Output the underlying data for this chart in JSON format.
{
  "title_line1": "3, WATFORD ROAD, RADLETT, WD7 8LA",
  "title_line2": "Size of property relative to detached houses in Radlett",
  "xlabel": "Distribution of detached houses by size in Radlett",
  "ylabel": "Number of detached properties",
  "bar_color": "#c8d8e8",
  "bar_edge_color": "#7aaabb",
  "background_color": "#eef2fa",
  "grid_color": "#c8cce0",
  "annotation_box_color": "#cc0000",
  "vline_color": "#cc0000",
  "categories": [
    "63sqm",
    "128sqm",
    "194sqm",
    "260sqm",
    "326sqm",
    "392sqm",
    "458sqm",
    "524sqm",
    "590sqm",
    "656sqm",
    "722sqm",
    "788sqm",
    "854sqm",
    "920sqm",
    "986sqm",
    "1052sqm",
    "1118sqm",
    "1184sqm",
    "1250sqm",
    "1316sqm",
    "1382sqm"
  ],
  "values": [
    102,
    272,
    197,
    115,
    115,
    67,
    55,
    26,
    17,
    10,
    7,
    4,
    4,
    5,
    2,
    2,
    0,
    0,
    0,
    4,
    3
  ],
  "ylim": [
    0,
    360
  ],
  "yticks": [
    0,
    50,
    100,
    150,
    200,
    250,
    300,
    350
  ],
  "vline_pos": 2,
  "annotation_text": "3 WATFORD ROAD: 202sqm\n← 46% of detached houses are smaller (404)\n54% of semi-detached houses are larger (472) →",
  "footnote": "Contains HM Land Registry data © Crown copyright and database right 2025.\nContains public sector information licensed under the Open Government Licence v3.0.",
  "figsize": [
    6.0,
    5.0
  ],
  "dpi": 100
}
-------
## PROBLEM TO WORK ON
Please reproduce each line exactly as written.

## THE REPLY
Output the underlying data for this chart in JSON format.
{
  "title_line1": "3, WATFORD ROAD, RADLETT, WD7 8LA",
  "title_line2": "Size of property relative to detached houses in Radlett",
  "xlabel": "Distribution of detached houses by size in Radlett",
  "ylabel": "Number of detached properties",
  "bar_color": "#c8d8e8",
  "bar_edge_color": "#7aaabb",
  "background_color": "#eef2fa",
  "grid_color": "#c8cce0",
  "annotation_box_color": "#cc0000",
  "vline_color": "#cc0000",
  "categories": [
    "63sqm",
    "128sqm",
    "194sqm",
    "260sqm",
    "326sqm",
    "392sqm",
    "458sqm",
    "524sqm",
    "590sqm",
    "656sqm",
    "722sqm",
    "788sqm",
    "854sqm",
    "920sqm",
    "986sqm",
    "1052sqm",
    "1118sqm",
    "1184sqm",
    "1250sqm",
    "1316sqm",
    "1382sqm"
  ],
  "values": [
    102,
    272,
    197,
    115,
    115,
    67,
    55,
    26,
    17,
    10,
    7,
    4,
    4,
    5,
    2,
    2,
    0,
    0,
    0,
    4,
    3
  ],
  "ylim": [
    0,
    360
  ],
  "yticks": [
    0,
    50,
    100,
    150,
    200,
    250,
    300,
    350
  ],
  "vline_pos": 2,
  "annotation_text": "3 WATFORD ROAD: 202sqm\n← 46% of detached houses are smaller (404)\n54% of semi-detached houses are larger (472) →",
  "footnote": "Contains HM Land Registry data © Crown copyright and database right 2025.\nContains public sector information licensed under the Open Government Licence v3.0.",
  "figsize": [
    6.0,
    5.0
  ],
  "dpi": 100
}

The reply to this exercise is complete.